## Given problem
Copy out every row below word for word, but leave the pictures out of your answer.

## start Data section

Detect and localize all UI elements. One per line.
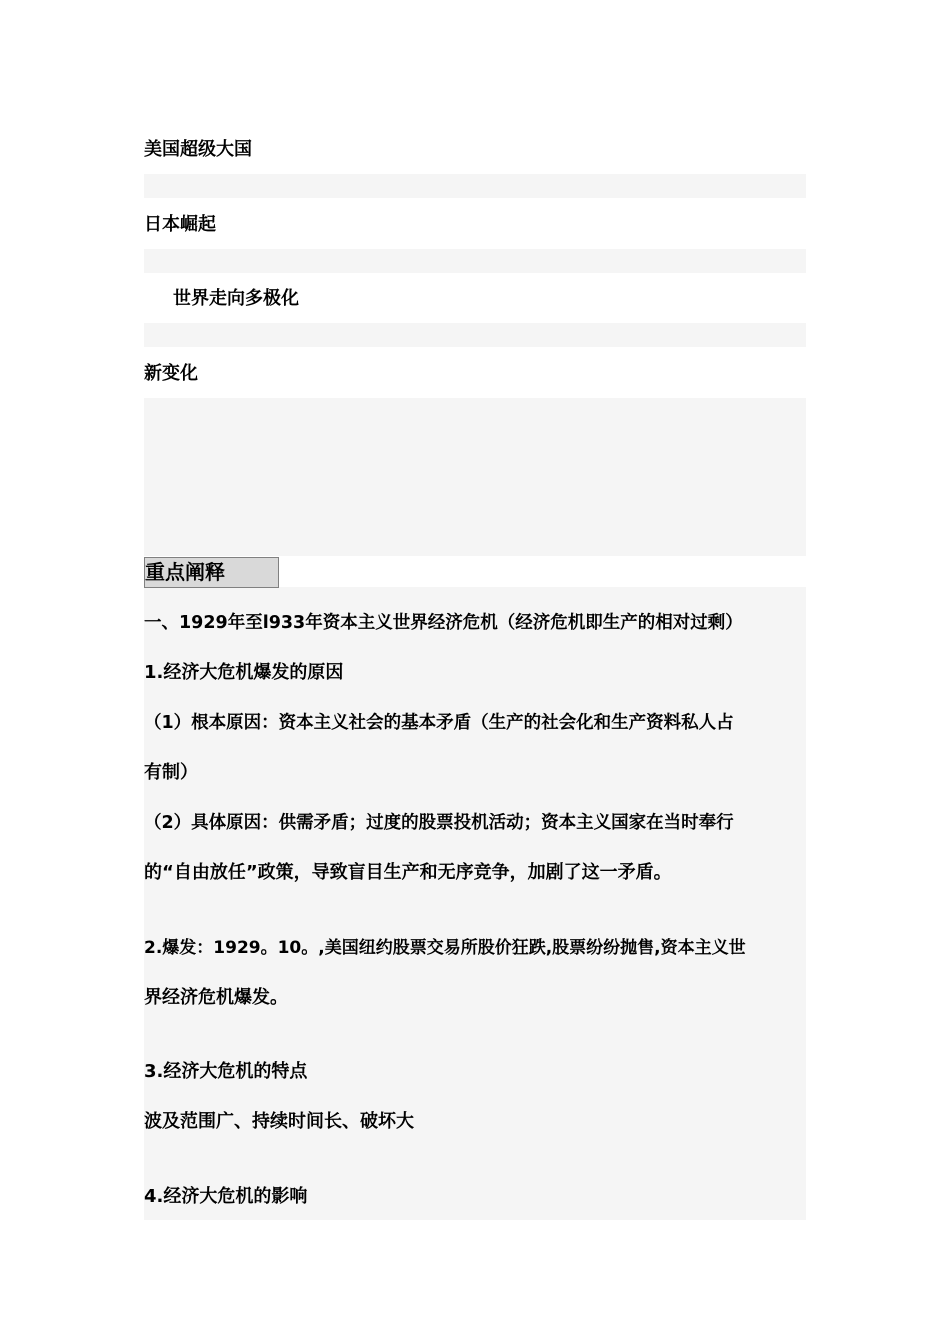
outline-item-new-changes: 新变化 (144, 363, 198, 384)
paragraph-heading: 3.经济大危机的特点 (144, 1061, 308, 1082)
paragraph-text: （2）具体原因：供需矛盾；过度的股票投机活动；资本主义国家在当时奉行 (144, 813, 734, 833)
shaded-band (144, 398, 806, 556)
paragraph-text: 的“自由放任”政策，导致盲目生产和无序竞争，加剧了这一矛盾。 (144, 862, 672, 883)
paragraph-text: 有制） (144, 762, 198, 783)
shaded-band (144, 174, 806, 198)
shaded-band (144, 249, 806, 273)
shaded-band (144, 323, 806, 347)
paragraph-text: 波及范围广、持续时间长、破坏大 (144, 1111, 414, 1132)
paragraph-heading: 1.经济大危机爆发的原因 (144, 662, 344, 683)
outline-item-multipolar-world: 世界走向多极化 (173, 288, 299, 309)
paragraph-text: （1）根本原因：资本主义社会的基本矛盾（生产的社会化和生产资料私人占 (144, 713, 734, 733)
paragraph-heading: 4.经济大危机的影响 (144, 1186, 308, 1207)
section-title: 一、1929年至l933年资本主义世界经济危机（经济危机即生产的相对过剩） (144, 613, 743, 633)
outline-item-japan-rise: 日本崛起 (144, 214, 216, 235)
section-heading: 重点阐释 (144, 557, 279, 588)
paragraph-text: 界经济危机爆发。 (144, 987, 288, 1008)
paragraph-text: 2.爆发：1929。10。,美国纽约股票交易所股价狂跌,股票纷纷抛售,资本主义世 (144, 938, 746, 958)
outline-item-us-superpower: 美国超级大国 (144, 139, 252, 160)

## end Data section

## Reply
Detect and localize all UI elements. One per line.
outline-item-new-changes: 新变化 (144, 363, 198, 384)
paragraph-heading: 3.经济大危机的特点 (144, 1061, 308, 1082)
paragraph-text: （2）具体原因：供需矛盾；过度的股票投机活动；资本主义国家在当时奉行 (144, 813, 734, 833)
shaded-band (144, 398, 806, 556)
paragraph-text: 的“自由放任”政策，导致盲目生产和无序竞争，加剧了这一矛盾。 (144, 862, 672, 883)
paragraph-text: 有制） (144, 762, 198, 783)
shaded-band (144, 174, 806, 198)
shaded-band (144, 249, 806, 273)
shaded-band (144, 323, 806, 347)
paragraph-text: 波及范围广、持续时间长、破坏大 (144, 1111, 414, 1132)
paragraph-heading: 1.经济大危机爆发的原因 (144, 662, 344, 683)
outline-item-multipolar-world: 世界走向多极化 (173, 288, 299, 309)
paragraph-text: （1）根本原因：资本主义社会的基本矛盾（生产的社会化和生产资料私人占 (144, 713, 734, 733)
paragraph-heading: 4.经济大危机的影响 (144, 1186, 308, 1207)
section-title: 一、1929年至l933年资本主义世界经济危机（经济危机即生产的相对过剩） (144, 613, 743, 633)
outline-item-japan-rise: 日本崛起 (144, 214, 216, 235)
section-heading: 重点阐释 (144, 557, 279, 588)
paragraph-text: 界经济危机爆发。 (144, 987, 288, 1008)
paragraph-text: 2.爆发：1929。10。,美国纽约股票交易所股价狂跌,股票纷纷抛售,资本主义世 (144, 938, 746, 958)
outline-item-us-superpower: 美国超级大国 (144, 139, 252, 160)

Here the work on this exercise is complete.